» **AIM OF THE TASK**: Reproduce the records below verbatim, from their first line through the line containing "icon row: top", including both of these lines.

Coordinate annotation records
━━━━━━━━━━━━━━━━
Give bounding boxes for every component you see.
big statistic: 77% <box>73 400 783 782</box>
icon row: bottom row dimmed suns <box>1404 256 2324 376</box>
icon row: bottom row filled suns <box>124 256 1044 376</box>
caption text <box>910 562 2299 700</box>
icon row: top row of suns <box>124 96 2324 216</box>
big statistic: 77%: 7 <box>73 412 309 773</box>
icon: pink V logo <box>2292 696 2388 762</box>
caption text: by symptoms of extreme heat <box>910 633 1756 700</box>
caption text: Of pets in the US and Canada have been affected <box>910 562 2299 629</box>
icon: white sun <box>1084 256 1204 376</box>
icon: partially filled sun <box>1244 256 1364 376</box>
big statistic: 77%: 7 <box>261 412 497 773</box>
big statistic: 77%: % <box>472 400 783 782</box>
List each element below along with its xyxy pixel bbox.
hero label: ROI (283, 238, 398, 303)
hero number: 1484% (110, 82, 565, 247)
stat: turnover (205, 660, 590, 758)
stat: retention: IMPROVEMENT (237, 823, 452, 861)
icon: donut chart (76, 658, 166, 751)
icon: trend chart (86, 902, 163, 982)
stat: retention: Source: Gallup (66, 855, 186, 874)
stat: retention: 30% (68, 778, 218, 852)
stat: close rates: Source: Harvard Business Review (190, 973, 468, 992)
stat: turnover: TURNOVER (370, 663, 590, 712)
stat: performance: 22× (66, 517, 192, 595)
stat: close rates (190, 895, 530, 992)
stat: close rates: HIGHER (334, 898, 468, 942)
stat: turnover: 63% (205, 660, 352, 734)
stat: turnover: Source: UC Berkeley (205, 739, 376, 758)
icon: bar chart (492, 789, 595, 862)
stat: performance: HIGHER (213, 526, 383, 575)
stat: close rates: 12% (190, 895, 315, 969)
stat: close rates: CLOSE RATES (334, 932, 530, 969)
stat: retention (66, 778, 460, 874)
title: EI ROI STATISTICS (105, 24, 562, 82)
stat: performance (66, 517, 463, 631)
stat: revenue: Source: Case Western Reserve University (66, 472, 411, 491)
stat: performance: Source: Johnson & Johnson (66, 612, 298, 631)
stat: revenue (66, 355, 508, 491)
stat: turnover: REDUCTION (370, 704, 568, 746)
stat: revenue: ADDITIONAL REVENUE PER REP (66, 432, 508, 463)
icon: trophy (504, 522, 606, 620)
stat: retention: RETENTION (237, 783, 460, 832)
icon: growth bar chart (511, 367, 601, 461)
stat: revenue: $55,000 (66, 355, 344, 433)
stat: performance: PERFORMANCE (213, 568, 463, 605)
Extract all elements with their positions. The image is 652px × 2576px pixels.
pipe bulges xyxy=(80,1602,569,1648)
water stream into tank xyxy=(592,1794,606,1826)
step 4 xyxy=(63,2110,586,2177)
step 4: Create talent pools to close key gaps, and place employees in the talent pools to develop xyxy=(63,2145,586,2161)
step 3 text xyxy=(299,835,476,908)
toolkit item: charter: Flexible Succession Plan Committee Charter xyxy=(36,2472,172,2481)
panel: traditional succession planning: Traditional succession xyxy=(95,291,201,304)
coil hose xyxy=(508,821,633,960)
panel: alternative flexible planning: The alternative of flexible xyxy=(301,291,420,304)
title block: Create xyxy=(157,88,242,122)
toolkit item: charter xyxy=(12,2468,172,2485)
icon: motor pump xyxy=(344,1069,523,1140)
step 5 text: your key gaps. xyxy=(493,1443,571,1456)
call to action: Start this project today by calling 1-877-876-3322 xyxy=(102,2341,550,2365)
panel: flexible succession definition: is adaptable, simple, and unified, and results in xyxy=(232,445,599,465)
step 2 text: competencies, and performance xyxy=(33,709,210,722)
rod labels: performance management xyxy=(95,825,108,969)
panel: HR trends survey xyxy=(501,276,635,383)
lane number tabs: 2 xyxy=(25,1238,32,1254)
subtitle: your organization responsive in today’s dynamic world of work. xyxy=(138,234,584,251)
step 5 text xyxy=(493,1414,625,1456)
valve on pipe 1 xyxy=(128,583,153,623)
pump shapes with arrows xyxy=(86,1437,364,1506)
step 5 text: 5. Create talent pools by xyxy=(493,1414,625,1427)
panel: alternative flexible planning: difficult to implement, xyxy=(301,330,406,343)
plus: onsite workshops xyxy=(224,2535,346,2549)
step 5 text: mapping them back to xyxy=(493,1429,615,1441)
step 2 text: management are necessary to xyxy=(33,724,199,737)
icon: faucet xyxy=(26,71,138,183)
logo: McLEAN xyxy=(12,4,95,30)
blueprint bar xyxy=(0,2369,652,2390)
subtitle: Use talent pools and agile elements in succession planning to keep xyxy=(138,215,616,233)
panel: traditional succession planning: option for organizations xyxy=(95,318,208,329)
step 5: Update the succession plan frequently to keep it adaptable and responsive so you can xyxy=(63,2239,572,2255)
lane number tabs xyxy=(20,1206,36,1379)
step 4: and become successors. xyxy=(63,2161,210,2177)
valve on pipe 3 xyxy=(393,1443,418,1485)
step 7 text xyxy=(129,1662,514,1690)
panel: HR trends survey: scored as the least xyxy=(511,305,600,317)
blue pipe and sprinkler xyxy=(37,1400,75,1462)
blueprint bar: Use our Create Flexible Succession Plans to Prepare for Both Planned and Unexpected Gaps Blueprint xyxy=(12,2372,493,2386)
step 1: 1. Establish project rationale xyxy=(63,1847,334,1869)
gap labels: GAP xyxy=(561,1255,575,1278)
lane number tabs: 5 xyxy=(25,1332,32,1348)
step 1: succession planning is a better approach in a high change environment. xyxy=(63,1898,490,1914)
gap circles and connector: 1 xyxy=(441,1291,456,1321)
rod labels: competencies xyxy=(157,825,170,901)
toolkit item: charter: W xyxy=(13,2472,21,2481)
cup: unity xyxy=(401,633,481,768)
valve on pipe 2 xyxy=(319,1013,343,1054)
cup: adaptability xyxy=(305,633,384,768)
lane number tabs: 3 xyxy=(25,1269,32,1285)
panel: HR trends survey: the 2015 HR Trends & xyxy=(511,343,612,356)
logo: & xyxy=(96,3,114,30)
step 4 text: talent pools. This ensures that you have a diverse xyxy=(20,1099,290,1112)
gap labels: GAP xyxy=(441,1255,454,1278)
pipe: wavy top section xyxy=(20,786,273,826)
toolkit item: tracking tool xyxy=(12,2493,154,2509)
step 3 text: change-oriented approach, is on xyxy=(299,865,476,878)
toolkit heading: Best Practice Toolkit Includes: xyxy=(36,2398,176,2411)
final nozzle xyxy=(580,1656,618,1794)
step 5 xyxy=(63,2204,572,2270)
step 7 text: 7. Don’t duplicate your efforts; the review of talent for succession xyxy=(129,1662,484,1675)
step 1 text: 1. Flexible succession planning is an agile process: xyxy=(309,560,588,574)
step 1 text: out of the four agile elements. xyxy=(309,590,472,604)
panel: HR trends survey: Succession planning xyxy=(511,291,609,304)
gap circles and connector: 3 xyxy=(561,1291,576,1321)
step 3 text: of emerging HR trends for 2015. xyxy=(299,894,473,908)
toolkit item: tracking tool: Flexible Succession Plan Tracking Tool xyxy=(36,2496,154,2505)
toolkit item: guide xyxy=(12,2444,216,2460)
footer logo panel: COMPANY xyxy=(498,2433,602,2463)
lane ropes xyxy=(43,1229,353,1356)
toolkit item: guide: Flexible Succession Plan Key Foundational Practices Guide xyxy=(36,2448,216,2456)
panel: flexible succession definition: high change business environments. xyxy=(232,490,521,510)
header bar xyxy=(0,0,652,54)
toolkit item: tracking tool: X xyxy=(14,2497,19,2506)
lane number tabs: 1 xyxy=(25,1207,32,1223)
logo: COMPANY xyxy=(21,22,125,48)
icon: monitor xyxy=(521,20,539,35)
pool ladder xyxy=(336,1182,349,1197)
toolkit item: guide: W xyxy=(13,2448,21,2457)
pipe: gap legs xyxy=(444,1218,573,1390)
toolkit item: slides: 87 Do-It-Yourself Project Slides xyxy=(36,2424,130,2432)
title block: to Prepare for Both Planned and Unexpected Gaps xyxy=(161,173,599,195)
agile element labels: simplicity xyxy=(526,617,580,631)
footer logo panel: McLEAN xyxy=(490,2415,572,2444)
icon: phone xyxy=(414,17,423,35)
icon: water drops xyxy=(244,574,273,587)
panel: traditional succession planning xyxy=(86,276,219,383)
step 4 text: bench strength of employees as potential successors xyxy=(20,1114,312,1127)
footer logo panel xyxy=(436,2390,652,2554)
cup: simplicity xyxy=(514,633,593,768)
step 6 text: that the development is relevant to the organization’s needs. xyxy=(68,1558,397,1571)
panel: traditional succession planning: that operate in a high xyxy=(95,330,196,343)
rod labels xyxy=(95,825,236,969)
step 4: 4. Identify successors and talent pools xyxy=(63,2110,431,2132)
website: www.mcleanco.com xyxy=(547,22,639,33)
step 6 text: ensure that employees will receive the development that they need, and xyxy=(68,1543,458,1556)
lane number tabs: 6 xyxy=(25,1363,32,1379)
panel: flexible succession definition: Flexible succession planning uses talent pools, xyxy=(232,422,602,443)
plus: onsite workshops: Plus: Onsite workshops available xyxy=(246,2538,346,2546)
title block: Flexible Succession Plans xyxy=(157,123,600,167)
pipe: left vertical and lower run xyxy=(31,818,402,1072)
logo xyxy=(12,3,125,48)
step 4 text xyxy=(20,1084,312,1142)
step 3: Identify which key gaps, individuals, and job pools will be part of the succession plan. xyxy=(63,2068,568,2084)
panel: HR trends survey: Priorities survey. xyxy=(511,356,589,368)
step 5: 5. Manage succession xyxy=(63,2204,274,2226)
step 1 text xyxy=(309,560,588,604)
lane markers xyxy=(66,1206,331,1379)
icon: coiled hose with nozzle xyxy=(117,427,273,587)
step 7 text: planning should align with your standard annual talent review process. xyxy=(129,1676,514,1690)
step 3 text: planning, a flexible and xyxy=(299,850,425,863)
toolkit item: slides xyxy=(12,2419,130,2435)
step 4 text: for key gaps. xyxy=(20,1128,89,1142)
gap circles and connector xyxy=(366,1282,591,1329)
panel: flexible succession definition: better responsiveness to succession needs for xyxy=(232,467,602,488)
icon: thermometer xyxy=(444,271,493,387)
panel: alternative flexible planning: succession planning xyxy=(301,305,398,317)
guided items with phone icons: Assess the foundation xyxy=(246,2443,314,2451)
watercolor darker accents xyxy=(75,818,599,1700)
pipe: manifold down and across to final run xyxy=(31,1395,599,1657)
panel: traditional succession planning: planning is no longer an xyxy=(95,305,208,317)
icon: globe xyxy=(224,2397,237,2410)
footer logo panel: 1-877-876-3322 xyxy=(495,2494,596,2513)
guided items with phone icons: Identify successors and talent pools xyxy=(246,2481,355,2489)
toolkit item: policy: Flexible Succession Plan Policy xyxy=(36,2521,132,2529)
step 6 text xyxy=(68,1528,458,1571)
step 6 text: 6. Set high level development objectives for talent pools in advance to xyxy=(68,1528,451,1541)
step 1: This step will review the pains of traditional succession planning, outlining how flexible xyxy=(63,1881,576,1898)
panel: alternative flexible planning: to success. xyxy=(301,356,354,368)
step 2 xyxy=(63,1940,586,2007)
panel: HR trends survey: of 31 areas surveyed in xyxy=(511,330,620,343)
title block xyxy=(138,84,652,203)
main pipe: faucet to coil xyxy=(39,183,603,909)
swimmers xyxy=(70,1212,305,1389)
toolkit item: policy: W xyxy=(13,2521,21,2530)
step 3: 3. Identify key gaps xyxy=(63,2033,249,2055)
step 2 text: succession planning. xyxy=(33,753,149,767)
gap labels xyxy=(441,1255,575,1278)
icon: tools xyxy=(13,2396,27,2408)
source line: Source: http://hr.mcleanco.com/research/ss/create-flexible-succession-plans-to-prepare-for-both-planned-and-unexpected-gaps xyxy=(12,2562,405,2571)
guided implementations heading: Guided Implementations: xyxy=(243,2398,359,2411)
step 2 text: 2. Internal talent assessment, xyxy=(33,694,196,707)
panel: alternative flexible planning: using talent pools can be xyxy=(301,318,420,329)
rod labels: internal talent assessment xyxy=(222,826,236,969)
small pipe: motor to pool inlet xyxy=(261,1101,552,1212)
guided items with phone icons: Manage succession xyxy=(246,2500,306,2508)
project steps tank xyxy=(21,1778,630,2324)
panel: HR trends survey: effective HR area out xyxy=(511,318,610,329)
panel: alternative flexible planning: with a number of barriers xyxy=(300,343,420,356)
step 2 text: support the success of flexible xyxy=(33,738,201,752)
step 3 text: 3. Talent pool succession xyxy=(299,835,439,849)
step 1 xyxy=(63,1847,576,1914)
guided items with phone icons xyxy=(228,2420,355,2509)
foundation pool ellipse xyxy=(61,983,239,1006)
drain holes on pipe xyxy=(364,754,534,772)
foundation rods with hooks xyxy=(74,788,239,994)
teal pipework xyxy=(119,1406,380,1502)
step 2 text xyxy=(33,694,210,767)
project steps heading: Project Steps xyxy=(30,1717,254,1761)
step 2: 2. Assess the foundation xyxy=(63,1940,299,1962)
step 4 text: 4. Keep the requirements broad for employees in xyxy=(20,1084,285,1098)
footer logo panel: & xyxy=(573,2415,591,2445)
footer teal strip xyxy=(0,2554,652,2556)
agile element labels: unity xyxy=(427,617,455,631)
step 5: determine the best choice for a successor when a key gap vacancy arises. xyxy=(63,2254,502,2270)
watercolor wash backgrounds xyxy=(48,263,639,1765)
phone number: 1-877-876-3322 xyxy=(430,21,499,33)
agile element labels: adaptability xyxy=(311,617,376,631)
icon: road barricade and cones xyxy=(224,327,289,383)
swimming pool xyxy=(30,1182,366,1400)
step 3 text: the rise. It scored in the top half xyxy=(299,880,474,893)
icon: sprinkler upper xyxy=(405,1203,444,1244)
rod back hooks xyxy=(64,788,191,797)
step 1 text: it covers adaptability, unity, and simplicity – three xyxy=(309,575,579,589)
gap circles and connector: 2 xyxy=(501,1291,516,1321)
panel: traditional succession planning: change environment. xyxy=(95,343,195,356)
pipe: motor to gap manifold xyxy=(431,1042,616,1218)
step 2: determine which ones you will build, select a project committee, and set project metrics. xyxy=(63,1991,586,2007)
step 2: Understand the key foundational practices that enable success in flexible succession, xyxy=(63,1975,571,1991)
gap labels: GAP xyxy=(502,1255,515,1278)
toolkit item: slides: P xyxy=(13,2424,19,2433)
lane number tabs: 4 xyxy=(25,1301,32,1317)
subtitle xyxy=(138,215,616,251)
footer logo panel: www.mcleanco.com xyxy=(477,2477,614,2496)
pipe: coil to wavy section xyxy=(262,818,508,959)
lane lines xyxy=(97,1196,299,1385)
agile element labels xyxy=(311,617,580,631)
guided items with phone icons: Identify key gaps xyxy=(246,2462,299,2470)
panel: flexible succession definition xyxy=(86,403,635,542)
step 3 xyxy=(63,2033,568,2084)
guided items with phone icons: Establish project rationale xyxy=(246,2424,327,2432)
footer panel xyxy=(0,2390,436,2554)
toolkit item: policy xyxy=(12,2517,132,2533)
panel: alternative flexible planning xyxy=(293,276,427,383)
━━━━━━━━━━━━━━━━
» **SOLUTION TO THIS PROBLEM**:
Give bounding boxes for every component you see.
big statistic: 77% <box>73 400 783 782</box>
icon row: bottom row dimmed suns <box>1404 256 2324 376</box>
icon row: bottom row filled suns <box>124 256 1044 376</box>
caption text <box>910 562 2299 700</box>
icon row: top row of suns <box>124 96 2324 216</box>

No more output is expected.